### The exercise
Leave out the pictures and copy each record below exactly.

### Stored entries
++++
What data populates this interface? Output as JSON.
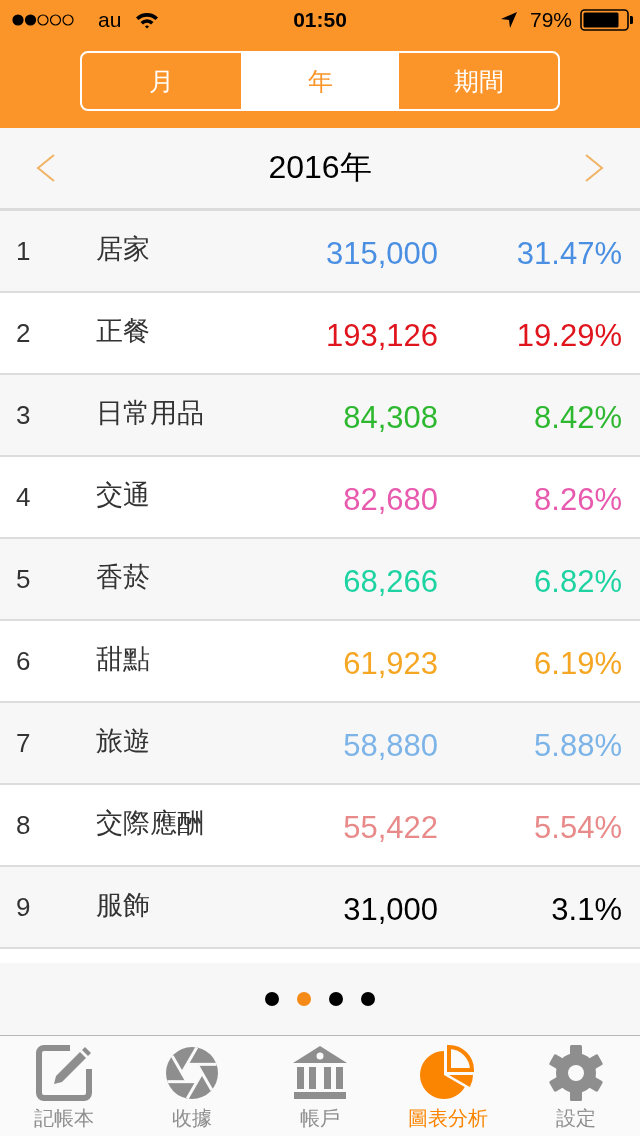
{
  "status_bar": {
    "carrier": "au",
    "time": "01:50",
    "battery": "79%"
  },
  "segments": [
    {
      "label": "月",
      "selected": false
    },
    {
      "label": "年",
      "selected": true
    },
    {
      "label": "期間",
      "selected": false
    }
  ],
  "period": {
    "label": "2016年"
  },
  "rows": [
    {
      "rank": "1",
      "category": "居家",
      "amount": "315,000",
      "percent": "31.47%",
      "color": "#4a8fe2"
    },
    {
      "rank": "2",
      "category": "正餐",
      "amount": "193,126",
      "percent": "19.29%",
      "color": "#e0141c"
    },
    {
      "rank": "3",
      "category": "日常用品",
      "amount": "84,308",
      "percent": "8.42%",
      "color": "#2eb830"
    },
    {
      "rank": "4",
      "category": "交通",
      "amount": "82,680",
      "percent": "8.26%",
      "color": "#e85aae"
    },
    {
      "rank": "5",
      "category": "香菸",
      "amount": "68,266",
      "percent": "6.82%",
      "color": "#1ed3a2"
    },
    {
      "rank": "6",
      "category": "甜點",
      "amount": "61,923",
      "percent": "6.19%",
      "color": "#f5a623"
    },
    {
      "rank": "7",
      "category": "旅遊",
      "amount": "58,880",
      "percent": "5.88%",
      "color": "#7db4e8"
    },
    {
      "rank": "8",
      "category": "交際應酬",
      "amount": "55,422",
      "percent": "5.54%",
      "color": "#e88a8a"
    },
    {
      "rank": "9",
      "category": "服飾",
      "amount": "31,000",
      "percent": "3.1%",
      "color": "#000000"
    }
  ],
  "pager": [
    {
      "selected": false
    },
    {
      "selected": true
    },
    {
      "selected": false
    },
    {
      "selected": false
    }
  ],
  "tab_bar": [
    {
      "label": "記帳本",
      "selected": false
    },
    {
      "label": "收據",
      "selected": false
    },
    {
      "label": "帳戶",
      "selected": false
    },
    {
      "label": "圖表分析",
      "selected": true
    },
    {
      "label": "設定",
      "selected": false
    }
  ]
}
++++
### Answer in full
What data populates this interface? Output as JSON.
{
  "status_bar": {
    "carrier": "au",
    "time": "01:50",
    "battery": "79%"
  },
  "segments": [
    {
      "label": "月",
      "selected": false
    },
    {
      "label": "年",
      "selected": true
    },
    {
      "label": "期間",
      "selected": false
    }
  ],
  "period": {
    "label": "2016年"
  },
  "rows": [
    {
      "rank": "1",
      "category": "居家",
      "amount": "315,000",
      "percent": "31.47%",
      "color": "#4a8fe2"
    },
    {
      "rank": "2",
      "category": "正餐",
      "amount": "193,126",
      "percent": "19.29%",
      "color": "#e0141c"
    },
    {
      "rank": "3",
      "category": "日常用品",
      "amount": "84,308",
      "percent": "8.42%",
      "color": "#2eb830"
    },
    {
      "rank": "4",
      "category": "交通",
      "amount": "82,680",
      "percent": "8.26%",
      "color": "#e85aae"
    },
    {
      "rank": "5",
      "category": "香菸",
      "amount": "68,266",
      "percent": "6.82%",
      "color": "#1ed3a2"
    },
    {
      "rank": "6",
      "category": "甜點",
      "amount": "61,923",
      "percent": "6.19%",
      "color": "#f5a623"
    },
    {
      "rank": "7",
      "category": "旅遊",
      "amount": "58,880",
      "percent": "5.88%",
      "color": "#7db4e8"
    },
    {
      "rank": "8",
      "category": "交際應酬",
      "amount": "55,422",
      "percent": "5.54%",
      "color": "#e88a8a"
    },
    {
      "rank": "9",
      "category": "服飾",
      "amount": "31,000",
      "percent": "3.1%",
      "color": "#000000"
    }
  ],
  "pager": [
    {
      "selected": false
    },
    {
      "selected": true
    },
    {
      "selected": false
    },
    {
      "selected": false
    }
  ],
  "tab_bar": [
    {
      "label": "記帳本",
      "selected": false
    },
    {
      "label": "收據",
      "selected": false
    },
    {
      "label": "帳戶",
      "selected": false
    },
    {
      "label": "圖表分析",
      "selected": true
    },
    {
      "label": "設定",
      "selected": false
    }
  ]
}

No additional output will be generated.